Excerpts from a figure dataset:
------------------------------------
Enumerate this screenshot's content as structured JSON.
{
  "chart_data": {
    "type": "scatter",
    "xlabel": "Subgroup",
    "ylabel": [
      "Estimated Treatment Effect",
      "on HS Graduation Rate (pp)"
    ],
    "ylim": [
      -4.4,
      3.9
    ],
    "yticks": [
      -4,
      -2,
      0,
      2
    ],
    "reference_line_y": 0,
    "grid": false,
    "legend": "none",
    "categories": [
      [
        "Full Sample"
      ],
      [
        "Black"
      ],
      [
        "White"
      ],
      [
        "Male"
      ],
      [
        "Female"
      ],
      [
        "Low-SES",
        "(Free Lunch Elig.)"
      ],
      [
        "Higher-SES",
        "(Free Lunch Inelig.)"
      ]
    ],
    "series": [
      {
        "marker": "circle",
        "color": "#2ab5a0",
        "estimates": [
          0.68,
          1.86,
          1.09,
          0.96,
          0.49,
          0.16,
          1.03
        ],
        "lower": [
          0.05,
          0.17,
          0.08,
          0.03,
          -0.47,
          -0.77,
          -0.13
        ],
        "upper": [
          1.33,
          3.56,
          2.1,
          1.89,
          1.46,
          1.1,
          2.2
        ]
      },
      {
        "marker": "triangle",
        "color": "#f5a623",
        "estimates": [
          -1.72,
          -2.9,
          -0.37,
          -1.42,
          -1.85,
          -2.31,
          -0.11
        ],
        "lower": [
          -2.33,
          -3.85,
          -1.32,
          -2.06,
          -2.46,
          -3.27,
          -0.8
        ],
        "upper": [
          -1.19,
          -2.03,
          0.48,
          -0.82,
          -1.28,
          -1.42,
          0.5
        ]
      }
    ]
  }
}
------------------------------------
◆ **To do**
Write out the whole listing again, exactly as it stands.

◆ **Written answer**
Enumerate this screenshot's content as structured JSON.
{
  "chart_data": {
    "type": "scatter",
    "xlabel": "Subgroup",
    "ylabel": [
      "Estimated Treatment Effect",
      "on HS Graduation Rate (pp)"
    ],
    "ylim": [
      -4.4,
      3.9
    ],
    "yticks": [
      -4,
      -2,
      0,
      2
    ],
    "reference_line_y": 0,
    "grid": false,
    "legend": "none",
    "categories": [
      [
        "Full Sample"
      ],
      [
        "Black"
      ],
      [
        "White"
      ],
      [
        "Male"
      ],
      [
        "Female"
      ],
      [
        "Low-SES",
        "(Free Lunch Elig.)"
      ],
      [
        "Higher-SES",
        "(Free Lunch Inelig.)"
      ]
    ],
    "series": [
      {
        "marker": "circle",
        "color": "#2ab5a0",
        "estimates": [
          0.68,
          1.86,
          1.09,
          0.96,
          0.49,
          0.16,
          1.03
        ],
        "lower": [
          0.05,
          0.17,
          0.08,
          0.03,
          -0.47,
          -0.77,
          -0.13
        ],
        "upper": [
          1.33,
          3.56,
          2.1,
          1.89,
          1.46,
          1.1,
          2.2
        ]
      },
      {
        "marker": "triangle",
        "color": "#f5a623",
        "estimates": [
          -1.72,
          -2.9,
          -0.37,
          -1.42,
          -1.85,
          -2.31,
          -0.11
        ],
        "lower": [
          -2.33,
          -3.85,
          -1.32,
          -2.06,
          -2.46,
          -3.27,
          -0.8
        ],
        "upper": [
          -1.19,
          -2.03,
          0.48,
          -0.82,
          -1.28,
          -1.42,
          0.5
        ]
      }
    ]
  }
}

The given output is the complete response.